## begin Source data

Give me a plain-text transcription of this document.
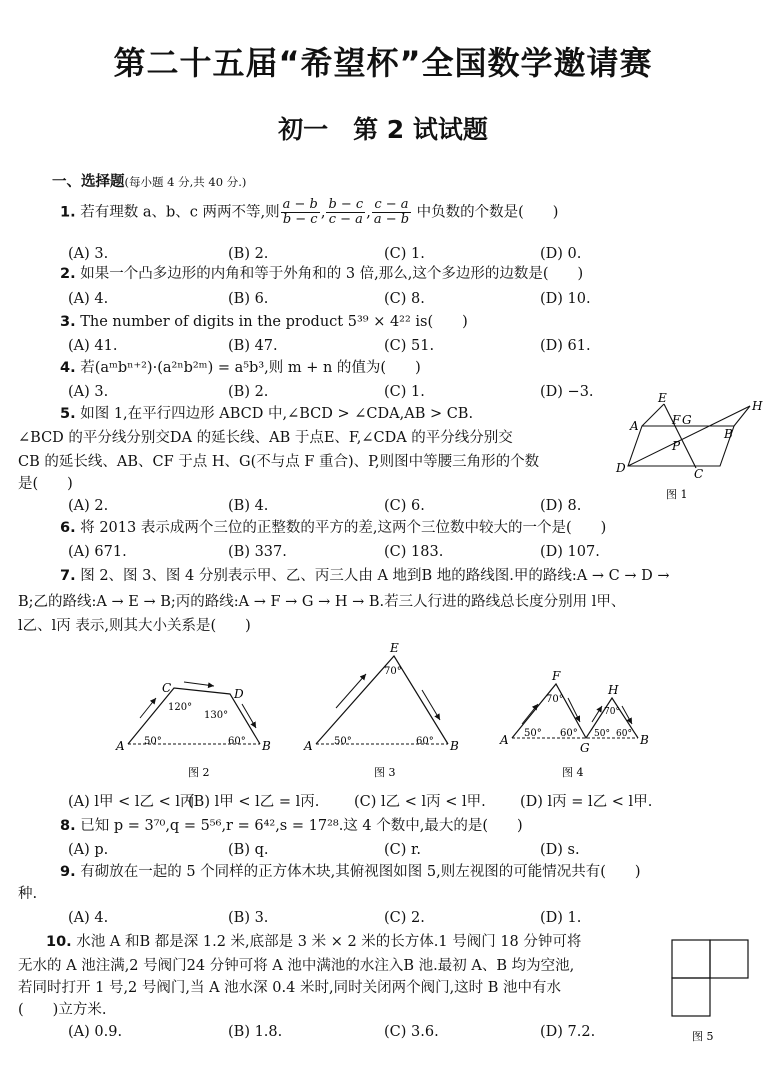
第二十五届“希望杯”全国数学邀请赛
初一　第 2 试试题
一、选择题(每小题 4 分,共 40 分.)
1. 若有理数 a、b、c 两两不等,则 $\frac{a - b}{b - c}$ , $\frac{b - c}{c - a}$ , $\frac{c - a}{a - b}$ 中负数的个数是(　　)
(A) 3.	(B) 2.	(C) 1.	(D) 0.
2. 如果一个凸多边形的内角和等于外角和的 3 倍,那么,这个多边形的边数是(　　)
(A) 4.	(B) 6.	(C) 8.	(D) 10.
3. The number of digits in the product 5³⁹ × 4²² is(　　)
(A) 41.	(B) 47.	(C) 51.	(D) 61.
4. 若(aᵐbⁿ⁺²)·(a²ⁿb²ᵐ) = a⁵b³,则 m + n 的值为(　　)
(A) 3.	(B) 2.	(C) 1.	(D) −3.
5. 如图 1,在平行四边形 ABCD 中,∠BCD > ∠CDA,AB > CB.
∠BCD 的平分线分别交DA 的延长线、AB 于点E、F,∠CDA 的平分线分别交
CB 的延长线、AB、CF 于点 H、G(不与点 F 重合)、P,则图中等腰三角形的个数
是(　　)
(A) 2.	(B) 4.	(C) 6.	(D) 8.
E
F G
H
A
B
C
D
P
图 1
6. 将 2013 表示成两个三位的正整数的平方的差,这两个三位数中较大的一个是(　　)
(A) 671.	(B) 337.	(C) 183.	(D) 107.
7. 图 2、图 3、图 4 分别表示甲、乙、丙三人由 A 地到B 地的路线图.甲的路线:A → C → D →
B;乙的路线:A → E → B;丙的路线:A → F → G → H → B.若三人行进的路线总长度分别用 l甲、
l乙、l丙 表示,则其大小关系是(　　)
A	B
C	D
120°
130°
50°	60°
图 2
A	B
E
70°
50°	60°
图 3
A	B
F
G
H
70°
50° 60°
70°
50° 60°
图 4
(A) l甲 < l乙 < l丙.
(B) l甲 < l乙 = l丙. (C) l乙 < l丙 < l甲. (D) l丙 = l乙 < l甲.
8. 已知 p = 3⁷⁰,q = 5⁵⁶,r = 6⁴²,s = 17²⁸.这 4 个数中,最大的是(　　)
(A) p.	(B) q.	(C) r.	(D) s.
9. 有砌放在一起的 5 个同样的正方体木块,其俯视图如图 5,则左视图的可能情况共有(　　)
种.
(A) 4.	(B) 3.	(C) 2.	(D) 1.
10. 水池 A 和B 都是深 1.2 米,底部是 3 米 × 2 米的长方体.1 号阀门 18 分钟可将
无水的 A 池注满,2 号阀门24 分钟可将 A 池中满池的水注入B 池.最初 A、B 均为空池,
若同时打开 1 号,2 号阀门,当 A 池水深 0.4 米时,同时关闭两个阀门,这时 B 池中有水
(　　)立方米.
(A) 0.9.	(B) 1.8.	(C) 3.6.	(D) 7.2.	图 5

## end Source data

What you need to do
Output a faithful copy of the data, with each picture left out.

The completed task
Give me a plain-text transcription of this document.
第二十五届“希望杯”全国数学邀请赛
初一　第 2 试试题
一、选择题(每小题 4 分,共 40 分.)
1. 若有理数 a、b、c 两两不等,则 $\frac{a - b}{b - c}$ , $\frac{b - c}{c - a}$ , $\frac{c - a}{a - b}$ 中负数的个数是(　　)
(A) 3.	(B) 2.	(C) 1.	(D) 0.
2. 如果一个凸多边形的内角和等于外角和的 3 倍,那么,这个多边形的边数是(　　)
(A) 4.	(B) 6.	(C) 8.	(D) 10.
3. The number of digits in the product 5³⁹ × 4²² is(　　)
(A) 41.	(B) 47.	(C) 51.	(D) 61.
4. 若(aᵐbⁿ⁺²)·(a²ⁿb²ᵐ) = a⁵b³,则 m + n 的值为(　　)
(A) 3.	(B) 2.	(C) 1.	(D) −3.
5. 如图 1,在平行四边形 ABCD 中,∠BCD > ∠CDA,AB > CB.
∠BCD 的平分线分别交DA 的延长线、AB 于点E、F,∠CDA 的平分线分别交
CB 的延长线、AB、CF 于点 H、G(不与点 F 重合)、P,则图中等腰三角形的个数
是(　　)
(A) 2.	(B) 4.	(C) 6.	(D) 8.
E
F G
H
A
B
C
D
P
图 1
6. 将 2013 表示成两个三位的正整数的平方的差,这两个三位数中较大的一个是(　　)
(A) 671.	(B) 337.	(C) 183.	(D) 107.
7. 图 2、图 3、图 4 分别表示甲、乙、丙三人由 A 地到B 地的路线图.甲的路线:A → C → D →
B;乙的路线:A → E → B;丙的路线:A → F → G → H → B.若三人行进的路线总长度分别用 l甲、
l乙、l丙 表示,则其大小关系是(　　)
A	B
C	D
120°
130°
50°	60°
图 2
A	B
E
70°
50°	60°
图 3
A	B
F
G
H
70°
50° 60°
70°
50° 60°
图 4
(A) l甲 < l乙 < l丙.
(B) l甲 < l乙 = l丙. (C) l乙 < l丙 < l甲. (D) l丙 = l乙 < l甲.
8. 已知 p = 3⁷⁰,q = 5⁵⁶,r = 6⁴²,s = 17²⁸.这 4 个数中,最大的是(　　)
(A) p.	(B) q.	(C) r.	(D) s.
9. 有砌放在一起的 5 个同样的正方体木块,其俯视图如图 5,则左视图的可能情况共有(　　)
种.
(A) 4.	(B) 3.	(C) 2.	(D) 1.
10. 水池 A 和B 都是深 1.2 米,底部是 3 米 × 2 米的长方体.1 号阀门 18 分钟可将
无水的 A 池注满,2 号阀门24 分钟可将 A 池中满池的水注入B 池.最初 A、B 均为空池,
若同时打开 1 号,2 号阀门,当 A 池水深 0.4 米时,同时关闭两个阀门,这时 B 池中有水
(　　)立方米.
(A) 0.9.	(B) 1.8.	(C) 3.6.	(D) 7.2.	图 5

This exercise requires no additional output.